__EXERCISE DETAILS__: Filter for the word "DEMO" and keep each matching line.

---

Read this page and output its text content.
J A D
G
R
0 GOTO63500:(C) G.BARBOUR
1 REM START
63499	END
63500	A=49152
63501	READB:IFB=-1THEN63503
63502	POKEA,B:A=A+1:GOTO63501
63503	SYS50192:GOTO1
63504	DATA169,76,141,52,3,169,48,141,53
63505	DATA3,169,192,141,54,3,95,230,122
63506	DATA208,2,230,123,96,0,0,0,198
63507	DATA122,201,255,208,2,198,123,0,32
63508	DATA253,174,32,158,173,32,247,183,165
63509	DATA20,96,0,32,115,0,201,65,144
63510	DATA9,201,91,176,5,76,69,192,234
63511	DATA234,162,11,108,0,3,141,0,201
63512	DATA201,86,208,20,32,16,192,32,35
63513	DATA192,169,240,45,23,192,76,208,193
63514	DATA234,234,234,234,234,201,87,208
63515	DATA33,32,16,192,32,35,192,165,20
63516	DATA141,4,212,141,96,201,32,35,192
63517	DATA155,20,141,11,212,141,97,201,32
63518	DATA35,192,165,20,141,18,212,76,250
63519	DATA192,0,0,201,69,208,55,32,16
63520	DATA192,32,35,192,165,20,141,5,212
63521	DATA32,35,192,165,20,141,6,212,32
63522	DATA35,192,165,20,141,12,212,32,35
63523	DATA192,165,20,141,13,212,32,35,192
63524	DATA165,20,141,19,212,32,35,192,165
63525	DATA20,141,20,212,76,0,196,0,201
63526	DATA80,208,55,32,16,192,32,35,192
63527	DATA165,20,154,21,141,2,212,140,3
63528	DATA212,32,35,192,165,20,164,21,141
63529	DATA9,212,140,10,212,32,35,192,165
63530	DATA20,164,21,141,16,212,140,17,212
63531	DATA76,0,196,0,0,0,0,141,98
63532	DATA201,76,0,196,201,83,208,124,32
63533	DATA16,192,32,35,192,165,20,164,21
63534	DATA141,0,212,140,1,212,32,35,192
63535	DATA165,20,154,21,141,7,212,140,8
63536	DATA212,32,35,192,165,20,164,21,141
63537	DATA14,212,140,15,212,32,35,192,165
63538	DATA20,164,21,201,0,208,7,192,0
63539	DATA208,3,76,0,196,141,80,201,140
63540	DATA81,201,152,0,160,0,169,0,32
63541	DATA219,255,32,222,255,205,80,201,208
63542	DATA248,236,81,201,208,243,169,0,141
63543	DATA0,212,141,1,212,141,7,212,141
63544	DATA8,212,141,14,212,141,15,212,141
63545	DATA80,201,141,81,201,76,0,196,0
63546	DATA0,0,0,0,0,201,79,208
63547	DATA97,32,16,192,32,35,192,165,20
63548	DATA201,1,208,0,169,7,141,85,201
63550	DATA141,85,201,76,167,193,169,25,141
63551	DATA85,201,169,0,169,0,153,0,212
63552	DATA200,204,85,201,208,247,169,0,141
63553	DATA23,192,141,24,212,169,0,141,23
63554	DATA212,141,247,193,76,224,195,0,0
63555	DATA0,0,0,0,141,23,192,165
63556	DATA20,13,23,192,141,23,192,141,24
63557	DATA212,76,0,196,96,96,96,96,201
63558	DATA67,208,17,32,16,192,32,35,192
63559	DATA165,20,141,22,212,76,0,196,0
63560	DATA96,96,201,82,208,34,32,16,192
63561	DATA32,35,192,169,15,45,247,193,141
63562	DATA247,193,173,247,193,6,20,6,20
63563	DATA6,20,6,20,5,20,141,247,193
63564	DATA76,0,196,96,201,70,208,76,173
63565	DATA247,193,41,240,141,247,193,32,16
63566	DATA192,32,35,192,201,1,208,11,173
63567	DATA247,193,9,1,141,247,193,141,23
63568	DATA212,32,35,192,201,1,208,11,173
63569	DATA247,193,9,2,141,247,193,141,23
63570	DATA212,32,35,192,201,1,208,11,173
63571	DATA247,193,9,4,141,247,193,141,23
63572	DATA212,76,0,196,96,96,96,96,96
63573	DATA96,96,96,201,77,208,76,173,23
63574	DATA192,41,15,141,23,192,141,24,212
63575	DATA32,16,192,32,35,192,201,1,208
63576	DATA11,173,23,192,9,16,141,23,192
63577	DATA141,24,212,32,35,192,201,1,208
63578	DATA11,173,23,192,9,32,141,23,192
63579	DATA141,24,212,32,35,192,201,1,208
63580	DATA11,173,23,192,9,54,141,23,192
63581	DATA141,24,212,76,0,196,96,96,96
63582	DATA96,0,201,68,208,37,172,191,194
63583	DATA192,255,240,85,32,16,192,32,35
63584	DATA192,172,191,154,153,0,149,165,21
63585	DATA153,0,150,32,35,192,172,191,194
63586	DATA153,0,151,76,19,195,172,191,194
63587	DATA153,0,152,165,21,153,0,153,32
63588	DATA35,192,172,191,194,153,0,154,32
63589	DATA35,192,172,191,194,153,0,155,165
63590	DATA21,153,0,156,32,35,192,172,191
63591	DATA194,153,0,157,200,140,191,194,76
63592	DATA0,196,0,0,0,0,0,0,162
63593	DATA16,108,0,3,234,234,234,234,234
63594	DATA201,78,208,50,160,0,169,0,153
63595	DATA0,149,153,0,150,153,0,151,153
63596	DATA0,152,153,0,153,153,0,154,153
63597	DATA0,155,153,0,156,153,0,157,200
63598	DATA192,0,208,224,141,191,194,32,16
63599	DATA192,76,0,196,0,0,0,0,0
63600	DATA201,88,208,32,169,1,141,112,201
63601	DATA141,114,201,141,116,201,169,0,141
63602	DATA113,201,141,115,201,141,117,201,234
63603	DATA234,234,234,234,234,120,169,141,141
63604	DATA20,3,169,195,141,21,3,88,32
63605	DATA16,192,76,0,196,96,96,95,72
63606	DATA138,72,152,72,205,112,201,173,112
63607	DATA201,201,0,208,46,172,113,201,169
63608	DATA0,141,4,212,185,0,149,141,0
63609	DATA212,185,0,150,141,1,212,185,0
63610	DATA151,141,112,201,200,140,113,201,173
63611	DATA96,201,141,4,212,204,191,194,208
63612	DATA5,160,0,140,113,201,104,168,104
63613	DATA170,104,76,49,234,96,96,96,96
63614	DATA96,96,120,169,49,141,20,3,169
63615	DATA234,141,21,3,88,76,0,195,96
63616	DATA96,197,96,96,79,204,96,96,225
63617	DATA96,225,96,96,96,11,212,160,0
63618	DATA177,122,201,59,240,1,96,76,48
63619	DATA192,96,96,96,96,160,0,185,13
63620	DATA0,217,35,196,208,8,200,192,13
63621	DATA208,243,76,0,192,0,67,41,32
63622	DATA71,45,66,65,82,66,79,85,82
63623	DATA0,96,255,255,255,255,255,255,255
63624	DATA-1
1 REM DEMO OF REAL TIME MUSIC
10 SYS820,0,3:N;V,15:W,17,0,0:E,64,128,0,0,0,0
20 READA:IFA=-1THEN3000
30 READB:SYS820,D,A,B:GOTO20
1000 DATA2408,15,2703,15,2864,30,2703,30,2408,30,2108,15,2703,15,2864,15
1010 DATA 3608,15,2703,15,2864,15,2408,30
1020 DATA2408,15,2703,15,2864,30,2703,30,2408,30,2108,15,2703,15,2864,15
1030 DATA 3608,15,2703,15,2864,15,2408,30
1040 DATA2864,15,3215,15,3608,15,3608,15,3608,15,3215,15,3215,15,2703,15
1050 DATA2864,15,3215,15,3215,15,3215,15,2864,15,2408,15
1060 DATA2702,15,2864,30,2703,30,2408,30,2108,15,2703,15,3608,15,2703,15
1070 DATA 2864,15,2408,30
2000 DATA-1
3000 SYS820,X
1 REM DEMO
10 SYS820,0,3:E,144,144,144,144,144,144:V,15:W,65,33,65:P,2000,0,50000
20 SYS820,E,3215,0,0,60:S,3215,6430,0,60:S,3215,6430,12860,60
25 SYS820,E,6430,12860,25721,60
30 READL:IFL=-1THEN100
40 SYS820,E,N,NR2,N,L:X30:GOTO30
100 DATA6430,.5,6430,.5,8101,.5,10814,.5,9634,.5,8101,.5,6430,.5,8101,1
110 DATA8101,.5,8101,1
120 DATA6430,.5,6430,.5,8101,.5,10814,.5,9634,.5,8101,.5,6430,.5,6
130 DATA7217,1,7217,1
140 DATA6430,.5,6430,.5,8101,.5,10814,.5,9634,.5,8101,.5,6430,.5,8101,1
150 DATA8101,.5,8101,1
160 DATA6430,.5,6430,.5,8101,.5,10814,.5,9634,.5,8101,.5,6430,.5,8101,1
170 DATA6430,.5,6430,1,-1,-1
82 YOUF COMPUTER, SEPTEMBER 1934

---

__FULL ANSWER__:
1 REM DEMO OF REAL TIME MUSIC
1 REM DEMO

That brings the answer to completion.